§ **To do**:
Lines holding the string "Spectrum" are the ones to copy from this listing.

§ **Material**:
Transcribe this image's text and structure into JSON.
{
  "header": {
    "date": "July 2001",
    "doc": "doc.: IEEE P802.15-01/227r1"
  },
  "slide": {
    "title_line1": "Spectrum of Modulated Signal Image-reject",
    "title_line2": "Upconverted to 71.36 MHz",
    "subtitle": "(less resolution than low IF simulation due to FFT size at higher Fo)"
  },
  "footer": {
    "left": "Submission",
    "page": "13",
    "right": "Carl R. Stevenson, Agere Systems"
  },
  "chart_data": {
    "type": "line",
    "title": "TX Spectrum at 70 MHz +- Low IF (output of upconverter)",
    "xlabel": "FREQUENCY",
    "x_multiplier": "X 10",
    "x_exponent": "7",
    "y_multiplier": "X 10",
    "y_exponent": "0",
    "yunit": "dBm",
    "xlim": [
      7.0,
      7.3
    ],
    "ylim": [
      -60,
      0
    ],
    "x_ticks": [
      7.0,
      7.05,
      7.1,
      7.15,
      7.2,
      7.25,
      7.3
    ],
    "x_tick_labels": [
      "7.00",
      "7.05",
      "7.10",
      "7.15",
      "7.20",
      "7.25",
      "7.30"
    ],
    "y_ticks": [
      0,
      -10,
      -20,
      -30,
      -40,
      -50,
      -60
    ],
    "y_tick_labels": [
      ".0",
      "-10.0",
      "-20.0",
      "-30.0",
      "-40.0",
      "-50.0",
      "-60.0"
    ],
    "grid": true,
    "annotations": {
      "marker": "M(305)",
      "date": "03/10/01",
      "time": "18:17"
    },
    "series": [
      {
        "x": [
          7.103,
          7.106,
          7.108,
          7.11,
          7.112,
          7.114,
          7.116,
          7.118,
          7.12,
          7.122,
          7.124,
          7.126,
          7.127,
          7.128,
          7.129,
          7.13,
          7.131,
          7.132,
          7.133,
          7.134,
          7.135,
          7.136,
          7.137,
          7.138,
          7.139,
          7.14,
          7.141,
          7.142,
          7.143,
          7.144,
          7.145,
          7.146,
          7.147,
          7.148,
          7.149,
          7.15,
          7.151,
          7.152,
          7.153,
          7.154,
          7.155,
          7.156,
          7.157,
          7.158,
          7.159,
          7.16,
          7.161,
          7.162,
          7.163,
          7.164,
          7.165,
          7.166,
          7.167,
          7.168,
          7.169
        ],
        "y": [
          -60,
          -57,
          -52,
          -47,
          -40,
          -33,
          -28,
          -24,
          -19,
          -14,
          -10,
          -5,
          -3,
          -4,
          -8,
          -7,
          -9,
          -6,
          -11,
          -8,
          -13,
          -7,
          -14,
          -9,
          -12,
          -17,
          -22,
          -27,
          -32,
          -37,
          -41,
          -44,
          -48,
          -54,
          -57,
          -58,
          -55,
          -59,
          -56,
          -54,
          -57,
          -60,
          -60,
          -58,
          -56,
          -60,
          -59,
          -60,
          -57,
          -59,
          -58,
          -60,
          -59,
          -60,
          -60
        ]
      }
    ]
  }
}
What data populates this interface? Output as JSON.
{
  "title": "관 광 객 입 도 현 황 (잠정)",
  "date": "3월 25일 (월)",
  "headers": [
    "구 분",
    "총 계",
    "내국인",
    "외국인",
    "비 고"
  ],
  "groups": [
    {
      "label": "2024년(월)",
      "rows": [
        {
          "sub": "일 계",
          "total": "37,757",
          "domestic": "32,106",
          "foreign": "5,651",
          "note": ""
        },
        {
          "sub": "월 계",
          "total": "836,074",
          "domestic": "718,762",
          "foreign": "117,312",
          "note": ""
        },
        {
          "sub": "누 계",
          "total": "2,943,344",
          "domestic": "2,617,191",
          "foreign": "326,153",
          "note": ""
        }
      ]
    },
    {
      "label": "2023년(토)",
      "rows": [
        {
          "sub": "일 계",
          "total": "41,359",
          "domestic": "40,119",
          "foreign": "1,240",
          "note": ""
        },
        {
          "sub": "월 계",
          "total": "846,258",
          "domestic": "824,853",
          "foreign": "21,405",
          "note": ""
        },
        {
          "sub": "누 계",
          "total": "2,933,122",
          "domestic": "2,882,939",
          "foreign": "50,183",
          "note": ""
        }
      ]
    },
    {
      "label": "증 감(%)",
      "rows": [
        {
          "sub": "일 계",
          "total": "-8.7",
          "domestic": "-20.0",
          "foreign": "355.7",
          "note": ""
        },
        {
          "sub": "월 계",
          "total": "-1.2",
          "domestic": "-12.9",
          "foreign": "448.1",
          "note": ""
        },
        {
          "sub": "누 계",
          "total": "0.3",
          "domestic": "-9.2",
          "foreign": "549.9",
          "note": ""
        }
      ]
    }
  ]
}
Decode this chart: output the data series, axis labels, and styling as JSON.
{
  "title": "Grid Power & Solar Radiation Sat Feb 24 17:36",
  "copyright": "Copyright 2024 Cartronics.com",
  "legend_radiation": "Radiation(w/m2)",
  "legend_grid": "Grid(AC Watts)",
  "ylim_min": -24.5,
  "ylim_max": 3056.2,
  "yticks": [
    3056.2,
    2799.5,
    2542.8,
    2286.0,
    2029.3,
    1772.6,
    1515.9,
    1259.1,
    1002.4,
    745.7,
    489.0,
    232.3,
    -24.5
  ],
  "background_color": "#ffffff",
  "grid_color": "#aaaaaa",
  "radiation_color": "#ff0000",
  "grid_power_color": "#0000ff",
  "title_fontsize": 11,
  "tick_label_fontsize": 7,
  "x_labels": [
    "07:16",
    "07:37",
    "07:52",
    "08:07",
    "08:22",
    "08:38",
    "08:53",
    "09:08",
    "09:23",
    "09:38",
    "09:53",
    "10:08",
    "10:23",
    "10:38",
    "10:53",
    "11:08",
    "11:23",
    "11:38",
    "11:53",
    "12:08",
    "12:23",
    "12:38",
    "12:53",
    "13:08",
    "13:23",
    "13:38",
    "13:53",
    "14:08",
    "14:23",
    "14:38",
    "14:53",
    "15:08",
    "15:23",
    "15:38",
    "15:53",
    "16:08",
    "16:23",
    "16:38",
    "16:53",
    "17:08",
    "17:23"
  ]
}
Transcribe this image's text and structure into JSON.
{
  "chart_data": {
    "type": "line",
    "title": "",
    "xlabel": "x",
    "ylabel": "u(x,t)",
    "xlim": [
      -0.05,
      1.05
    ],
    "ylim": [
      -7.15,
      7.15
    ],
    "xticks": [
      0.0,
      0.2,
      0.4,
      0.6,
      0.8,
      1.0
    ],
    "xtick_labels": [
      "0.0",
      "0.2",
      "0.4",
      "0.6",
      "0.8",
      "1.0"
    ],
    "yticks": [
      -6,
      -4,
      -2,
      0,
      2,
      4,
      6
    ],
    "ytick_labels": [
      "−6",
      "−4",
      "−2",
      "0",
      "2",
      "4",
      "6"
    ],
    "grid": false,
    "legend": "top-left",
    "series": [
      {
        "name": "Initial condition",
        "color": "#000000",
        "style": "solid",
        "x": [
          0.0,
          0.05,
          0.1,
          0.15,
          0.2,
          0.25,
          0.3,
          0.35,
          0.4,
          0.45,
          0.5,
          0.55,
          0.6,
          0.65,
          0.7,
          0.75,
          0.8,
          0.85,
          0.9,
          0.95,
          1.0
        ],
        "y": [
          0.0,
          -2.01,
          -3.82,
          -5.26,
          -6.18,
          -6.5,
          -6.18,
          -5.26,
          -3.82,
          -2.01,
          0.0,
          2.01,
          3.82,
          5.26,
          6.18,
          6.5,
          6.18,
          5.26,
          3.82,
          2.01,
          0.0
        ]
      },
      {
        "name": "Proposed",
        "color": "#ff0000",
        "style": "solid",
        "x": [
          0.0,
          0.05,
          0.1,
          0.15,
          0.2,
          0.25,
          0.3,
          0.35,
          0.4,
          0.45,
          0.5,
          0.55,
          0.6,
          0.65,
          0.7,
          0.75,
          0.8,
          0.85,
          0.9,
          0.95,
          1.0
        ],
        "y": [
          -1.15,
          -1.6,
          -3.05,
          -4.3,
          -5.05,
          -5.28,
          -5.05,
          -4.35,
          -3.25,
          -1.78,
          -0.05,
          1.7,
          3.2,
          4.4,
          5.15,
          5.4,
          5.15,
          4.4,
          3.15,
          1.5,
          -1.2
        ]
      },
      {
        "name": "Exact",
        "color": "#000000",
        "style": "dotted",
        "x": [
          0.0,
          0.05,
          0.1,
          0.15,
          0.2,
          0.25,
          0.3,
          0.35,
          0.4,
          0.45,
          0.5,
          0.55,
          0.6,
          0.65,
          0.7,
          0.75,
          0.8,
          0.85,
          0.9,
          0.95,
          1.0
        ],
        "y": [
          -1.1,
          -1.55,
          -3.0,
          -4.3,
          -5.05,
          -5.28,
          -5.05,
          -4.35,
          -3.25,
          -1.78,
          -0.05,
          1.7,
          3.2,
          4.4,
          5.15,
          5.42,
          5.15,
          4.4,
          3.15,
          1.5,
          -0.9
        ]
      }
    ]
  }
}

§ **Complete answer**:
    "title_line1": "Spectrum of Modulated Signal Image-reject",
    "title": "TX Spectrum at 70 MHz +- Low IF (output of upconverter)",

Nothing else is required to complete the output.